### [Data in this exercise]
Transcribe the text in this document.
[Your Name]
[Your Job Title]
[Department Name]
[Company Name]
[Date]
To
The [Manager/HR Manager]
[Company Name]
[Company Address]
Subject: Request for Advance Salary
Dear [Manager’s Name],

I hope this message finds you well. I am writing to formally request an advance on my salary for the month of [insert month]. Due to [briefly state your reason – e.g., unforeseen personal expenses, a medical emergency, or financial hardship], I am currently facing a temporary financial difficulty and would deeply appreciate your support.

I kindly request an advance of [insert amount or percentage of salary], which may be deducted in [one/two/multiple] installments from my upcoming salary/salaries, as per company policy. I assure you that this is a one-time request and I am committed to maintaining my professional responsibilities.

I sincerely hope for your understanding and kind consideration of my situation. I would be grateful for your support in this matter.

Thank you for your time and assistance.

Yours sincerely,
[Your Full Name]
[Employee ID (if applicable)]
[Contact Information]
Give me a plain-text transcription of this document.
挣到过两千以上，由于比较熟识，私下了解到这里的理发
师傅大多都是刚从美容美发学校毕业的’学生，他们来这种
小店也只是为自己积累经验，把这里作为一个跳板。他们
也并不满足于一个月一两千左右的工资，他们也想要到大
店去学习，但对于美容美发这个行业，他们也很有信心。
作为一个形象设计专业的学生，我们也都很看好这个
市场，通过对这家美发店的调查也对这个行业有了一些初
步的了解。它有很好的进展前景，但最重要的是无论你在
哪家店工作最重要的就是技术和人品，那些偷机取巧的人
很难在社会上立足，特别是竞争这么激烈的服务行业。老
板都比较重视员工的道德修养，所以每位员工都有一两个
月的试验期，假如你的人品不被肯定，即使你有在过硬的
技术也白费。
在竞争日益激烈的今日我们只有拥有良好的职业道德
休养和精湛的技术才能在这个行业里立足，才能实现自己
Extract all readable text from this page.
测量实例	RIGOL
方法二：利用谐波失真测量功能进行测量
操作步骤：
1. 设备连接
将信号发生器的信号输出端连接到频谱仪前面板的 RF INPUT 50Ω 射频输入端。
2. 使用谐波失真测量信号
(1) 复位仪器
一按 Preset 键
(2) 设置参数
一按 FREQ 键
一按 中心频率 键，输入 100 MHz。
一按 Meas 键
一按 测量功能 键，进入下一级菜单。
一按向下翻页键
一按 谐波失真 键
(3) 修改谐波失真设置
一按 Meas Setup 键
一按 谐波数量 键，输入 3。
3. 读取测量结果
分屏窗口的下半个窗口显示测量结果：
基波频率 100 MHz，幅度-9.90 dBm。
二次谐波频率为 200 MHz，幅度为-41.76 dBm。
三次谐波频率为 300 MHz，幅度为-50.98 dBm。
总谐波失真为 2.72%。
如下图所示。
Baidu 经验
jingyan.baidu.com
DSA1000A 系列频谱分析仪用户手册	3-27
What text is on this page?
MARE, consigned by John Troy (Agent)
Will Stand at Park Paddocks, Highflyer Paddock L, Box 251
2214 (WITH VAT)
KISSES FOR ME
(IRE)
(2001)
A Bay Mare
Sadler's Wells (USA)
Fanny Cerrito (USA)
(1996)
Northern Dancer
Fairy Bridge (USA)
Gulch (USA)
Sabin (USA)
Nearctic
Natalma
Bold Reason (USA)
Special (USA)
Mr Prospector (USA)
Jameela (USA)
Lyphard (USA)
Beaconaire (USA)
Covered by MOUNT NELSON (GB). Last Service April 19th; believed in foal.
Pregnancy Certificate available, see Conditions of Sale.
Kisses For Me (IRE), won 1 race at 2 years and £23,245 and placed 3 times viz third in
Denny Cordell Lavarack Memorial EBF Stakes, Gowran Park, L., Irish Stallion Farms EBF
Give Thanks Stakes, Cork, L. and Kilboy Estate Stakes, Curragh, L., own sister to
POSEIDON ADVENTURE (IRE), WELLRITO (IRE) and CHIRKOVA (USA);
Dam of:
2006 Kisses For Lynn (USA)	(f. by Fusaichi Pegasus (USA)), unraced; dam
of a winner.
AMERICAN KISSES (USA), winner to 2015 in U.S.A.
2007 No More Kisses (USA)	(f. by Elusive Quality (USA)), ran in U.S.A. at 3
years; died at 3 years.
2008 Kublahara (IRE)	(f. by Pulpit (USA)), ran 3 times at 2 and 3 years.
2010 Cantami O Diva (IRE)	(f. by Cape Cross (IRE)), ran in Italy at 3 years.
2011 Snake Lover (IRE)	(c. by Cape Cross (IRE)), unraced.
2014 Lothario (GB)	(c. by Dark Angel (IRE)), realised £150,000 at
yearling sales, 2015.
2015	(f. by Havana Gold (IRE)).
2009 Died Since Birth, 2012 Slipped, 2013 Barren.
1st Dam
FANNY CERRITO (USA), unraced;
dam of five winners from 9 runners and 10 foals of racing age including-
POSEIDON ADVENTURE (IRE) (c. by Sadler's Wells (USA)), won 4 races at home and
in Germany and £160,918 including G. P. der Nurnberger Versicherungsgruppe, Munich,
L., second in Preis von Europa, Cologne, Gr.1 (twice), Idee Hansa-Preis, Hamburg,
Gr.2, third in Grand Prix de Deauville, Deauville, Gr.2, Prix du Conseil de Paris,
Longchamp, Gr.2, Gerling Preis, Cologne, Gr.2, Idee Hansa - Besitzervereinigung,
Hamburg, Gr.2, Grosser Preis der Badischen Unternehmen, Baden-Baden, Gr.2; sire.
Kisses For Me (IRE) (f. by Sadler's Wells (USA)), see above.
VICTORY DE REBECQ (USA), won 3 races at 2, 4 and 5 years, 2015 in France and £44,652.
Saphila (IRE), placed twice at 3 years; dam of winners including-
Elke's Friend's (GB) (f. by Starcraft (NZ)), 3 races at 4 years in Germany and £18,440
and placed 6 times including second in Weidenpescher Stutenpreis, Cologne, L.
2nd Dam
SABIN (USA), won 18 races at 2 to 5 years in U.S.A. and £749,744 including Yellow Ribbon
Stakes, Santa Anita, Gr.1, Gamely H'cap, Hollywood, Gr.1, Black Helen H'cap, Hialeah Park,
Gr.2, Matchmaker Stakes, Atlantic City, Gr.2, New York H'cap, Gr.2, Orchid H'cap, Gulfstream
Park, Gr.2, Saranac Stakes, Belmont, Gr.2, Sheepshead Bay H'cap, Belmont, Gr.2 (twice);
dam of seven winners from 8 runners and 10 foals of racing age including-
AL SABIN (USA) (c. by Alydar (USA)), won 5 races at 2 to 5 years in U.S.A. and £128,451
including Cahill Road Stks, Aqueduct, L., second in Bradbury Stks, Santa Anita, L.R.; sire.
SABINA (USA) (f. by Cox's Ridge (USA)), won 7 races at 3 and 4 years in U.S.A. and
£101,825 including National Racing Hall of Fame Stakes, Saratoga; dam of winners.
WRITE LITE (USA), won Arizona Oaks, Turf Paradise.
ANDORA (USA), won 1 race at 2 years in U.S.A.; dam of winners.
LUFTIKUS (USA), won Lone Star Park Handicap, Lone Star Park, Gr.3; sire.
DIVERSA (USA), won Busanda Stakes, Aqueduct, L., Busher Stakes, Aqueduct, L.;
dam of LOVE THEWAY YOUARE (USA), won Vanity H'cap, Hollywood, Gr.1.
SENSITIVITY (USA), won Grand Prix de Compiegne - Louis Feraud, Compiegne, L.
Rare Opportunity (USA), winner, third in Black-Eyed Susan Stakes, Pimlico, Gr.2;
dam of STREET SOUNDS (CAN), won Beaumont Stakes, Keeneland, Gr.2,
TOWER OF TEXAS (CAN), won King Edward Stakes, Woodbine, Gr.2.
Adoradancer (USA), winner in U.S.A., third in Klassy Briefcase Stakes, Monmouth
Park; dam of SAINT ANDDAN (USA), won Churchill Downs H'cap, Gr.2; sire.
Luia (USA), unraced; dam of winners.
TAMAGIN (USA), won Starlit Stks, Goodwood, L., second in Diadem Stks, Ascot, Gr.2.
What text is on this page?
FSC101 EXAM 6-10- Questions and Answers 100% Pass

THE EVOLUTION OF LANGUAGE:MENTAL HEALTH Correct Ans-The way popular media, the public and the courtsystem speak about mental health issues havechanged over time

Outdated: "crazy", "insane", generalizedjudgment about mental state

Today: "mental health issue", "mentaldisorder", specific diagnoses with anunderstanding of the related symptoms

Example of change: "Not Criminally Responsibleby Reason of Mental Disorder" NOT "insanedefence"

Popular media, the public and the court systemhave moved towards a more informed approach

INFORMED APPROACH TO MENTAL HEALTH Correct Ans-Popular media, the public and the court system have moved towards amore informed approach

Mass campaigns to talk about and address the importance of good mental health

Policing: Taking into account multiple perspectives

### [Do this]
Lines from the records above that hold "Germany" are the ones to list.

### [The completed task]
in Germany and £160,918 including G. P. der Nurnberger Versicherungsgruppe, Munich,
Elke's Friend's (GB) (f. by Starcraft (NZ)), 3 races at 4 years in Germany and £18,440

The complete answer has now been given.